Job: Reproduce exactly, with no other output, every line of the data below from the line containing "Read all visible content and emit it as JSON." to the end, inclusive.

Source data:
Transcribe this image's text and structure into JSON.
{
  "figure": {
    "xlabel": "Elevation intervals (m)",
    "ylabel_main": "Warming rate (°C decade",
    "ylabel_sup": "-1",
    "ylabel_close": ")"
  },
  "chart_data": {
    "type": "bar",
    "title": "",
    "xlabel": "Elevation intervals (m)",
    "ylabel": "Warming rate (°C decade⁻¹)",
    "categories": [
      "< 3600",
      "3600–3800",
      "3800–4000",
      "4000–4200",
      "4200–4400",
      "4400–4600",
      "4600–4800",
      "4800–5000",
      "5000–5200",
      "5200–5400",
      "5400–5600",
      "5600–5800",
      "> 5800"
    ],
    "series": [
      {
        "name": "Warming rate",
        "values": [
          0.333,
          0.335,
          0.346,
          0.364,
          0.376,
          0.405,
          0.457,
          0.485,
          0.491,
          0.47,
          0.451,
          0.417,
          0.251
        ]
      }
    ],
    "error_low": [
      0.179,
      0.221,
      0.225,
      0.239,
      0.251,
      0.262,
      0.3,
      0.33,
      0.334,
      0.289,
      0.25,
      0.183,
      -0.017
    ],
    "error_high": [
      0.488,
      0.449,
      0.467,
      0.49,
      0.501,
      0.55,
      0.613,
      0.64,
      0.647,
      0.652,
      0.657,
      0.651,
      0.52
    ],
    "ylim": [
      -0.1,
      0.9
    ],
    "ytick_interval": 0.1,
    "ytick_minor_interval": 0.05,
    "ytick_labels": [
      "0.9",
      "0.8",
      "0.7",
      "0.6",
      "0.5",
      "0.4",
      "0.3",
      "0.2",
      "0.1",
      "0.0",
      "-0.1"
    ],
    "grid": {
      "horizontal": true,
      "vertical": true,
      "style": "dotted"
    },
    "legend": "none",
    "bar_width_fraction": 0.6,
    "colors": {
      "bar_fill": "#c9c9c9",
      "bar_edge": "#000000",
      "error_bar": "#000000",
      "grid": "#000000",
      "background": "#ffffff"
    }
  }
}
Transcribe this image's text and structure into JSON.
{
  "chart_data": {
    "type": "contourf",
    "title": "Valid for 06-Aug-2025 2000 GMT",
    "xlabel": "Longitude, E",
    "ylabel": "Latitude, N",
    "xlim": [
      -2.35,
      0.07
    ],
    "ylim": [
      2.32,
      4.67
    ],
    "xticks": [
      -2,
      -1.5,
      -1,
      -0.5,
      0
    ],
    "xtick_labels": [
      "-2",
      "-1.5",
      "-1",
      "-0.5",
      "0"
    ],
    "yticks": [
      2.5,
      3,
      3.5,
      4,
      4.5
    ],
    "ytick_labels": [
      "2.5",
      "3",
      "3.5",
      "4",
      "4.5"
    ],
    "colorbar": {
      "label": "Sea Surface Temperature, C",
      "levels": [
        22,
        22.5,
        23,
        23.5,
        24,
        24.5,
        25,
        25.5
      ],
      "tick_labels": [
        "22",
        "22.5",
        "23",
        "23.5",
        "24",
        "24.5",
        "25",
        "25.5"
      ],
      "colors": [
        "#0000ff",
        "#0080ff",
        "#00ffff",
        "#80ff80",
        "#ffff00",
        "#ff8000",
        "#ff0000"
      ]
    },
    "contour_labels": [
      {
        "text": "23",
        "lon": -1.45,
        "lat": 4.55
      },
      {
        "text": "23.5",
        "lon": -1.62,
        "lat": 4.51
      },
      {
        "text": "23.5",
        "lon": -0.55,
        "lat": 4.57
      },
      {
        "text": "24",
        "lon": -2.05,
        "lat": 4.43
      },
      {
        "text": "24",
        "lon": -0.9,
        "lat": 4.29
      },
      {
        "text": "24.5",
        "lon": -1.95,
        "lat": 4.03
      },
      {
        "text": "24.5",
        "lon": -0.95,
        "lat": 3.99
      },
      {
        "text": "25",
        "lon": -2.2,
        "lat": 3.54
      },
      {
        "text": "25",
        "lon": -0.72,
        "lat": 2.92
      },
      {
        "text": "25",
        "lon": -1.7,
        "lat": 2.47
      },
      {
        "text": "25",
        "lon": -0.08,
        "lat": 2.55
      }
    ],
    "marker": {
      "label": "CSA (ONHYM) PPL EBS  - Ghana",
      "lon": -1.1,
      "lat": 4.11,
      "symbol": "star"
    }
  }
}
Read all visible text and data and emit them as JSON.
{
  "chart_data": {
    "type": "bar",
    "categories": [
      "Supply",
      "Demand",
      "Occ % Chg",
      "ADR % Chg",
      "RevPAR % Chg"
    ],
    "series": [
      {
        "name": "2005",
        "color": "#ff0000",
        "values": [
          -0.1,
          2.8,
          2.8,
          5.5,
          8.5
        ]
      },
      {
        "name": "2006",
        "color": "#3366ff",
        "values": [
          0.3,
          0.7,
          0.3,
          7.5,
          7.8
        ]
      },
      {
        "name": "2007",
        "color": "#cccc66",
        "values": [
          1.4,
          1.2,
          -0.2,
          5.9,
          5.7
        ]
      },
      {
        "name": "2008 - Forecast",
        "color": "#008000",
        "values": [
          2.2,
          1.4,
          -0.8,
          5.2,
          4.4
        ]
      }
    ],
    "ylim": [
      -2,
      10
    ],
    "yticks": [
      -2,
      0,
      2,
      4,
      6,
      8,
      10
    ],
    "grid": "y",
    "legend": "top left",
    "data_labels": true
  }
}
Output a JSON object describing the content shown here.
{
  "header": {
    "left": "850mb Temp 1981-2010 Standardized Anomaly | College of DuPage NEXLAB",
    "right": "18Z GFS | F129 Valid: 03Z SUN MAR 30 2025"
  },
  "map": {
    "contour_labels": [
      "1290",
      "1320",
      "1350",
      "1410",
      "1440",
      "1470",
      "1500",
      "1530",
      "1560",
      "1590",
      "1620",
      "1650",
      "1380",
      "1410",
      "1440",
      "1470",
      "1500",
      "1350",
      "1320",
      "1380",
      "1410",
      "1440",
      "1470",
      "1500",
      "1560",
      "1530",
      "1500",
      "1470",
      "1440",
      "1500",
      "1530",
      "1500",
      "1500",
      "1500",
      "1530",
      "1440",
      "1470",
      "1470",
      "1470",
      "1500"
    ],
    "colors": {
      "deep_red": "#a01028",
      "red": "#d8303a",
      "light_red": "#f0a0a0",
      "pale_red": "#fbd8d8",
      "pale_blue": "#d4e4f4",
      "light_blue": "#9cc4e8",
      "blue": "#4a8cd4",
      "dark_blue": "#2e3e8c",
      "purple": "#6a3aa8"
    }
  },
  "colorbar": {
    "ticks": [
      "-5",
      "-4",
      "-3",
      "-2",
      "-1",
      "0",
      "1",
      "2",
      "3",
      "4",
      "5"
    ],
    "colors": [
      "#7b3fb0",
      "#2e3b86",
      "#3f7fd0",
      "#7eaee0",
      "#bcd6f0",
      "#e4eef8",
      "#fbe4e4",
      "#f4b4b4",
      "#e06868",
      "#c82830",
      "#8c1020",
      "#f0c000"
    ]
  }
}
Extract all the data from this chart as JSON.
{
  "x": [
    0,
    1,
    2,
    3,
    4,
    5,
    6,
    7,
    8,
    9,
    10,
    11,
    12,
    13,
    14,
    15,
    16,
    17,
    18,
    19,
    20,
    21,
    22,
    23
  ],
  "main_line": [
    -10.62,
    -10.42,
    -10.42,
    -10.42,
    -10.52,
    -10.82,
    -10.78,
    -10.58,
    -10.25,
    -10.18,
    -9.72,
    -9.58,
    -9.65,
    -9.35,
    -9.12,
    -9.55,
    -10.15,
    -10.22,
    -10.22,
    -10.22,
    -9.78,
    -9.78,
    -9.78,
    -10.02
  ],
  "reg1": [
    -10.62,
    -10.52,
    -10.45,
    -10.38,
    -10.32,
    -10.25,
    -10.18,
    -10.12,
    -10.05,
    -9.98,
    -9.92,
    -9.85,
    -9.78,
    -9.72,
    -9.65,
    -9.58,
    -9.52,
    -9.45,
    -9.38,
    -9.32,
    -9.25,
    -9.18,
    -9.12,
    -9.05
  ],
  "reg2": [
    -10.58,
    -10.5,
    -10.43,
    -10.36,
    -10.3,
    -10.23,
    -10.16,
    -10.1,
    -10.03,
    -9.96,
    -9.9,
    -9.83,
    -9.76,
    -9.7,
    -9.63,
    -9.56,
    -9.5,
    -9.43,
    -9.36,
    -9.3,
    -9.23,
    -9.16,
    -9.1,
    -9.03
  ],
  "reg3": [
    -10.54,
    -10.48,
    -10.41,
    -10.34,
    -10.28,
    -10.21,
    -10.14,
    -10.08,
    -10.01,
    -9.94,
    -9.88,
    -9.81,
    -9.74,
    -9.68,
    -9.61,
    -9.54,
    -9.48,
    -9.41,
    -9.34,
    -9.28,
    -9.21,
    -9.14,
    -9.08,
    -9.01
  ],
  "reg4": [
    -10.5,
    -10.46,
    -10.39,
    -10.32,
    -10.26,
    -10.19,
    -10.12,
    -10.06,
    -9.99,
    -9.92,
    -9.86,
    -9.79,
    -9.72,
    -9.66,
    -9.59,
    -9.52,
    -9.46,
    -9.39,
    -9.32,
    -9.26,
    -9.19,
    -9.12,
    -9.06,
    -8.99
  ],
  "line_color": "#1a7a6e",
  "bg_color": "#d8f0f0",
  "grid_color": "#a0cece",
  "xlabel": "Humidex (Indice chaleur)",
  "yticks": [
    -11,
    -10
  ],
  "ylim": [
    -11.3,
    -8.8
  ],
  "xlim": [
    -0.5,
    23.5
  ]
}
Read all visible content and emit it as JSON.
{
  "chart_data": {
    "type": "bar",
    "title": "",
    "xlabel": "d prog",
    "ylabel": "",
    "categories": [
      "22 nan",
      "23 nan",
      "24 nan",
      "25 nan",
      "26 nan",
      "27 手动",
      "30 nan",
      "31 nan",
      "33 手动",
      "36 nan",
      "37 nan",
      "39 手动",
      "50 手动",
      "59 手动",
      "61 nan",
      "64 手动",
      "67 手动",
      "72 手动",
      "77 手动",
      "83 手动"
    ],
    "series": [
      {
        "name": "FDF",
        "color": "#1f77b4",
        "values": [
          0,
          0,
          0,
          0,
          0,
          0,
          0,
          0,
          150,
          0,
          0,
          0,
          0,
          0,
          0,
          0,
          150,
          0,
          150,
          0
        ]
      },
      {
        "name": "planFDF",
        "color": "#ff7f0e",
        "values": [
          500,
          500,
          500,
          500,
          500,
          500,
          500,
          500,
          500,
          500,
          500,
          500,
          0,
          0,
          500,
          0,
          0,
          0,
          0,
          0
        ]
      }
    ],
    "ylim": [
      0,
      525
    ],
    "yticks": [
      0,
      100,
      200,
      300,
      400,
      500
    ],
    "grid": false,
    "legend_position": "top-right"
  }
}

Reply to the task:
Read all visible content and emit it as JSON.
{
  "chart_data": {
    "type": "bar",
    "title": "",
    "xlabel": "d prog",
    "ylabel": "",
    "categories": [
      "22 nan",
      "23 nan",
      "24 nan",
      "25 nan",
      "26 nan",
      "27 手动",
      "30 nan",
      "31 nan",
      "33 手动",
      "36 nan",
      "37 nan",
      "39 手动",
      "50 手动",
      "59 手动",
      "61 nan",
      "64 手动",
      "67 手动",
      "72 手动",
      "77 手动",
      "83 手动"
    ],
    "series": [
      {
        "name": "FDF",
        "color": "#1f77b4",
        "values": [
          0,
          0,
          0,
          0,
          0,
          0,
          0,
          0,
          150,
          0,
          0,
          0,
          0,
          0,
          0,
          0,
          150,
          0,
          150,
          0
        ]
      },
      {
        "name": "planFDF",
        "color": "#ff7f0e",
        "values": [
          500,
          500,
          500,
          500,
          500,
          500,
          500,
          500,
          500,
          500,
          500,
          500,
          0,
          0,
          500,
          0,
          0,
          0,
          0,
          0
        ]
      }
    ],
    "ylim": [
      0,
      525
    ],
    "yticks": [
      0,
      100,
      200,
      300,
      400,
      500
    ],
    "grid": false,
    "legend_position": "top-right"
  }
}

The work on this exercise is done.